**Task prompt**
In the listing that follows, count every line with the word "Number" in it and write only the total.

++++++

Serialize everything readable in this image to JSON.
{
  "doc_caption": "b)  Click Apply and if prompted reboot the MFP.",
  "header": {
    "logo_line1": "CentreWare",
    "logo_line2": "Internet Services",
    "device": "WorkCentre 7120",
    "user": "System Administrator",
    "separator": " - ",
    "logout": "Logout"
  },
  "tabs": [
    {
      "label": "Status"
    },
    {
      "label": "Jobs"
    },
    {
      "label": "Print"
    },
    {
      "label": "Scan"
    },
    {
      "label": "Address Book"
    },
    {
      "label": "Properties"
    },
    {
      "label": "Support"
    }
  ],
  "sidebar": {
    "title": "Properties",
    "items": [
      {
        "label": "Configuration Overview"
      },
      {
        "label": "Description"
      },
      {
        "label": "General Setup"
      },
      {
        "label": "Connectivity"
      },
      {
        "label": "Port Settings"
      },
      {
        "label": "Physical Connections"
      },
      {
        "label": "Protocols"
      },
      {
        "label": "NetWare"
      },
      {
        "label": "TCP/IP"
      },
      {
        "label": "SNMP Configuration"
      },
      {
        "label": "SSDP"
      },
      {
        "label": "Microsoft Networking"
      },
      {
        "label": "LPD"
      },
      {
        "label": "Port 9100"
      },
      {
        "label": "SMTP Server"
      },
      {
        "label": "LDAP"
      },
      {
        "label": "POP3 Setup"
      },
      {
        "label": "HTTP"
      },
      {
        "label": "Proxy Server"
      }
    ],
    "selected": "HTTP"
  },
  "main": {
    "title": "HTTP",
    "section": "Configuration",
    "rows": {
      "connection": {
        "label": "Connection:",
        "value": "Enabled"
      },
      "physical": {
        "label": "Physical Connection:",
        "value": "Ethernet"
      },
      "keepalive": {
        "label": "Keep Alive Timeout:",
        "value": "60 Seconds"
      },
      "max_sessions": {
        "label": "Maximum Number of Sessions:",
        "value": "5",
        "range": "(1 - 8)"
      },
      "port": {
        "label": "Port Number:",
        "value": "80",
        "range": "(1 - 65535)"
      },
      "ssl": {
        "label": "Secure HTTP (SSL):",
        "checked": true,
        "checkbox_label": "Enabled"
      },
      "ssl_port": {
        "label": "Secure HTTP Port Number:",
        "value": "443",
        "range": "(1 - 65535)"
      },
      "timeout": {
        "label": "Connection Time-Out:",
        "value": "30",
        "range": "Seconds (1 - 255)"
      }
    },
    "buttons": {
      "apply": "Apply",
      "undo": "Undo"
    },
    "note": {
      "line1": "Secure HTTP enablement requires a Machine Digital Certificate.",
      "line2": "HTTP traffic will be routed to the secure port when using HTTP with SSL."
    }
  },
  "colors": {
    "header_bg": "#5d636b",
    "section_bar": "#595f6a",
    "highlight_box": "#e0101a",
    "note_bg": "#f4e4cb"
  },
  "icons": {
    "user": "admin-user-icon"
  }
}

++++++

**Problem solution**
3